● **Exercise**
Every line from the one that contains "What data populates" to the last line of the listing below should be quoted verbatim. Pictures are excluded.

● **Figure content listings**
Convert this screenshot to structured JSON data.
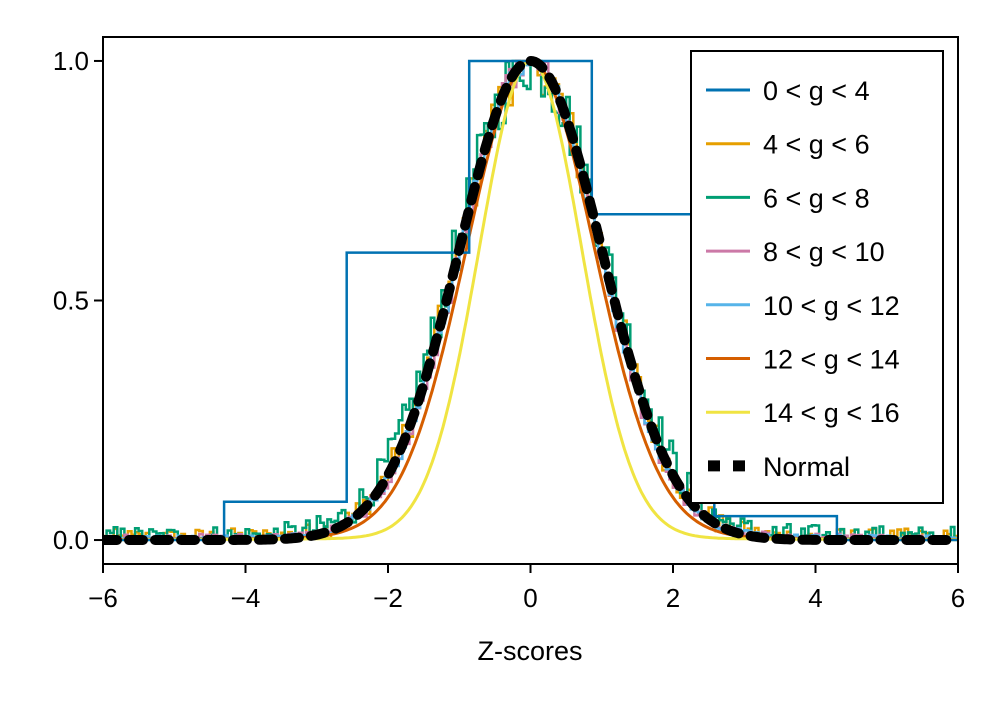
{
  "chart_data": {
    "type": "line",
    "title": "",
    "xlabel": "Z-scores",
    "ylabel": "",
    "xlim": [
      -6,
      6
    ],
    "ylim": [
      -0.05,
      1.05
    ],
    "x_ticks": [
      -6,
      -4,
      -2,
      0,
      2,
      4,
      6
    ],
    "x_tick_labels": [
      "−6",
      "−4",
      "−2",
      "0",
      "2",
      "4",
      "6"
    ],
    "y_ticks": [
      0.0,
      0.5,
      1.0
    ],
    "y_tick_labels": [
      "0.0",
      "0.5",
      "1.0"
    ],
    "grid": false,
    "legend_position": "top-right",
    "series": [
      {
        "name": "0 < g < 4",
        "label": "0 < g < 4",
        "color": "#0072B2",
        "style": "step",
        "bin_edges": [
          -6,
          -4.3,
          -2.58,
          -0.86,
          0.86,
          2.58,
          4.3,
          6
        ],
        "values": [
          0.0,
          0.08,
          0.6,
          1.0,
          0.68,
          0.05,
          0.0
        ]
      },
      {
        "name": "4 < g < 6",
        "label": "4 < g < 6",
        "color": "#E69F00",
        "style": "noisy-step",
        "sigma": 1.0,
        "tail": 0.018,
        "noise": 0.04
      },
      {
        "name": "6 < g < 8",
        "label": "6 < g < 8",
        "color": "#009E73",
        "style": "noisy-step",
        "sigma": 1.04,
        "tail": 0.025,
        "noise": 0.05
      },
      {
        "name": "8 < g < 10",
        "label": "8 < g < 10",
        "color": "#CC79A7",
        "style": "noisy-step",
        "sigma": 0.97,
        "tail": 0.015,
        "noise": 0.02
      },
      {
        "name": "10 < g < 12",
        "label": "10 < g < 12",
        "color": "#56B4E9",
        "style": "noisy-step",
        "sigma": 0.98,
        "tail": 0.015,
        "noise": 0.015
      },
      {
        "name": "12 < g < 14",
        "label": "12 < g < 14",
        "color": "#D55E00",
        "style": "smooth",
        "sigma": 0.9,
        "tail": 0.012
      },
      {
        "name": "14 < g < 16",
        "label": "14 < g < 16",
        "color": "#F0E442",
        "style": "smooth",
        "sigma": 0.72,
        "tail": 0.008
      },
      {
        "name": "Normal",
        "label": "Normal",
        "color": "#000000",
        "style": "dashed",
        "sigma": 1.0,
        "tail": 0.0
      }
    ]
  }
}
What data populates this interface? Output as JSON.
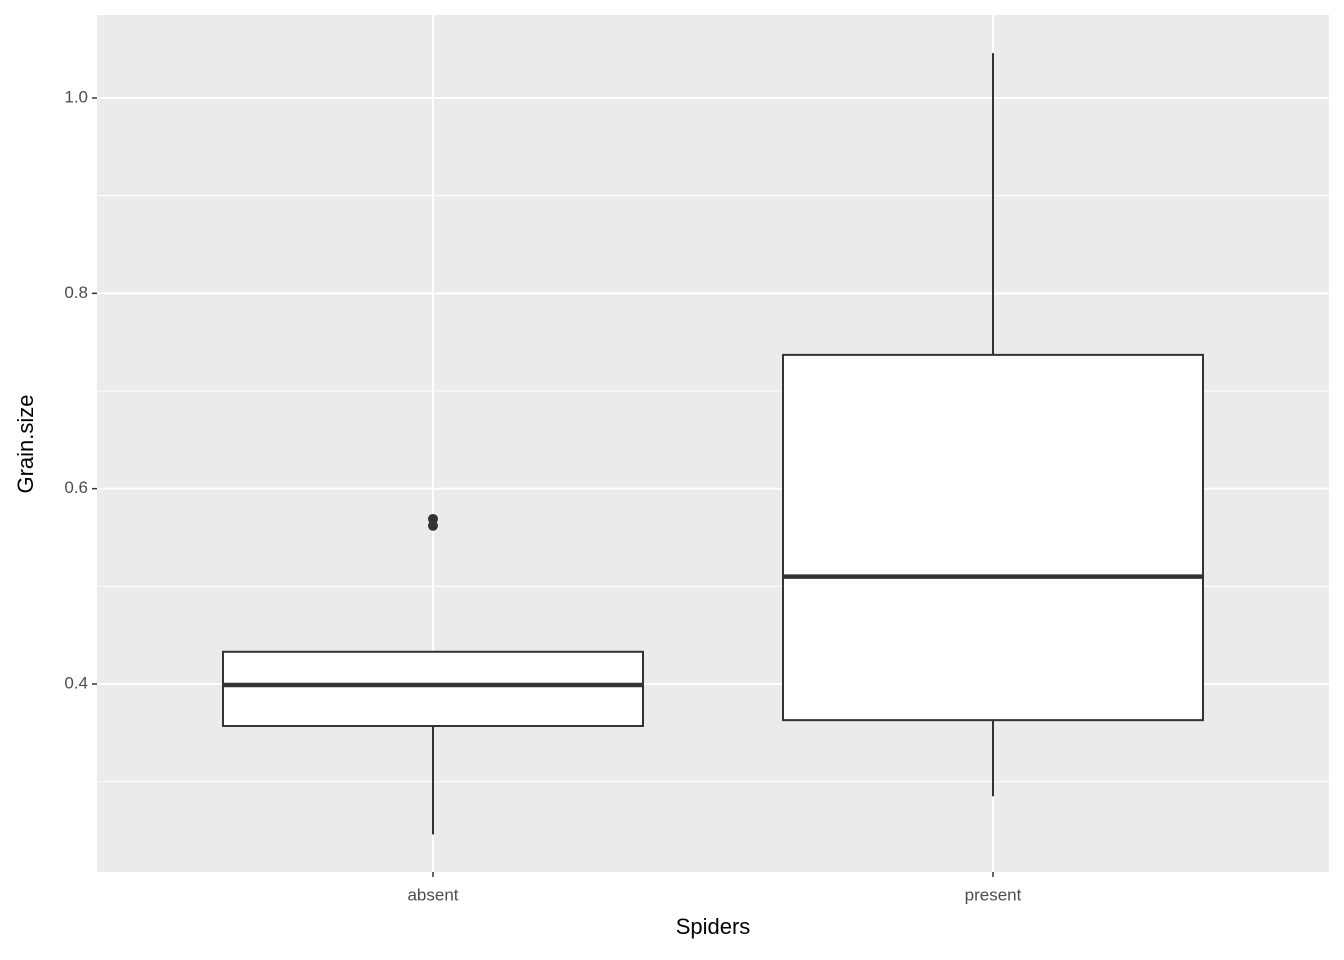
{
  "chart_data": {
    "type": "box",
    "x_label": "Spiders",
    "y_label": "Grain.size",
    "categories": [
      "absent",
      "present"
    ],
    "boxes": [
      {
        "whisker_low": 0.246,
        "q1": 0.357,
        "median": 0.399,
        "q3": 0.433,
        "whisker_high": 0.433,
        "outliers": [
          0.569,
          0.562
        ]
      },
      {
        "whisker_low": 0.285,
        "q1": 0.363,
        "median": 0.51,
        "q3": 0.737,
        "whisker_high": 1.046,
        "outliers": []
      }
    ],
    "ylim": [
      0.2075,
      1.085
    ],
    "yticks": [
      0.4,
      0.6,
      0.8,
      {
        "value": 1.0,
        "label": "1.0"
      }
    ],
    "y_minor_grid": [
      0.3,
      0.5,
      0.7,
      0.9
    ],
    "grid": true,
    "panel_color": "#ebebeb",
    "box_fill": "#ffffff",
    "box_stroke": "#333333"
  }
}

● **Result**
What data populates this interface? Output as JSON.
{
  "chart_data": {
    "type": "box",
    "x_label": "Spiders",
    "y_label": "Grain.size",
    "categories": [
      "absent",
      "present"
    ],
    "boxes": [
      {
        "whisker_low": 0.246,
        "q1": 0.357,
        "median": 0.399,
        "q3": 0.433,
        "whisker_high": 0.433,
        "outliers": [
          0.569,
          0.562
        ]
      },
      {
        "whisker_low": 0.285,
        "q1": 0.363,
        "median": 0.51,
        "q3": 0.737,
        "whisker_high": 1.046,
        "outliers": []
      }
    ],
    "ylim": [
      0.2075,
      1.085
    ],
    "yticks": [
      0.4,
      0.6,
      0.8,
      {
        "value": 1.0,
        "label": "1.0"
      }
    ],
    "y_minor_grid": [
      0.3,
      0.5,
      0.7,
      0.9
    ],
    "grid": true,
    "panel_color": "#ebebeb",
    "box_fill": "#ffffff",
    "box_stroke": "#333333"
  }
}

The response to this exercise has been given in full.